◆ **Given request**
Locate the string "title" throughout the material and copy every line in which it occurs.

╭─ Listed entries

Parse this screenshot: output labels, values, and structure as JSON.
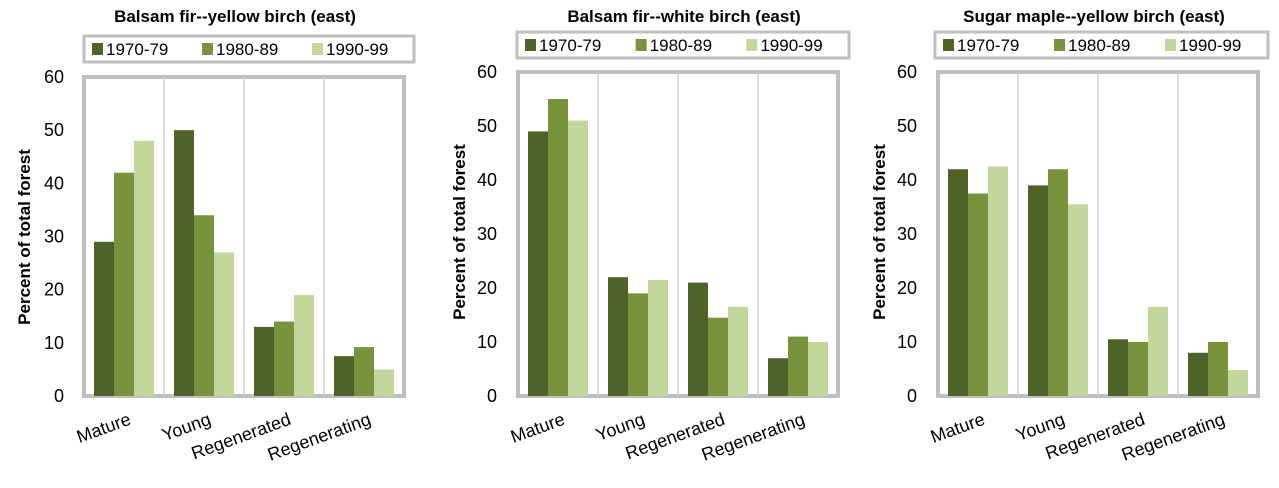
{
  "colors": {
    "1970-79": "#4f6228",
    "1980-89": "#77933c",
    "1990-99": "#c3d69b"
  },
  "chart_data": [
    {
      "type": "bar",
      "title": "Balsam fir--yellow birch (east)",
      "ylabel": "Percent of total forest",
      "xlabel": "",
      "ylim": [
        0,
        60
      ],
      "yticks": [
        "0",
        "10",
        "20",
        "30",
        "40",
        "50",
        "60"
      ],
      "categories": [
        "Mature",
        "Young",
        "Regenerated",
        "Regenerating"
      ],
      "series": [
        {
          "name": "1970-79",
          "values": [
            29,
            50,
            13,
            7.5
          ]
        },
        {
          "name": "1980-89",
          "values": [
            42,
            34,
            14,
            9.2
          ]
        },
        {
          "name": "1990-99",
          "values": [
            48,
            27,
            19,
            5
          ]
        }
      ],
      "grid": true,
      "legend": "top"
    },
    {
      "type": "bar",
      "title": "Balsam fir--white birch (east)",
      "ylabel": "Percent of total forest",
      "xlabel": "",
      "ylim": [
        0,
        60
      ],
      "yticks": [
        "0",
        "10",
        "20",
        "30",
        "40",
        "50",
        "60"
      ],
      "categories": [
        "Mature",
        "Young",
        "Regenerated",
        "Regenerating"
      ],
      "series": [
        {
          "name": "1970-79",
          "values": [
            49,
            22,
            21,
            7
          ]
        },
        {
          "name": "1980-89",
          "values": [
            55,
            19,
            14.5,
            11
          ]
        },
        {
          "name": "1990-99",
          "values": [
            51,
            21.5,
            16.5,
            10
          ]
        }
      ],
      "grid": true,
      "legend": "top"
    },
    {
      "type": "bar",
      "title": "Sugar maple--yellow birch (east)",
      "ylabel": "Percent of total forest",
      "xlabel": "",
      "ylim": [
        0,
        60
      ],
      "yticks": [
        "0",
        "10",
        "20",
        "30",
        "40",
        "50",
        "60"
      ],
      "categories": [
        "Mature",
        "Young",
        "Regenerated",
        "Regenerating"
      ],
      "series": [
        {
          "name": "1970-79",
          "values": [
            42,
            39,
            10.5,
            8
          ]
        },
        {
          "name": "1980-89",
          "values": [
            37.5,
            42,
            10,
            10
          ]
        },
        {
          "name": "1990-99",
          "values": [
            42.5,
            35.5,
            16.5,
            4.8
          ]
        }
      ],
      "grid": true,
      "legend": "top"
    }
  ]
}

╰─

◆ **Worked solution**
      "title": "Balsam fir--yellow birch (east)",
      "title": "Balsam fir--white birch (east)",
      "title": "Sugar maple--yellow birch (east)",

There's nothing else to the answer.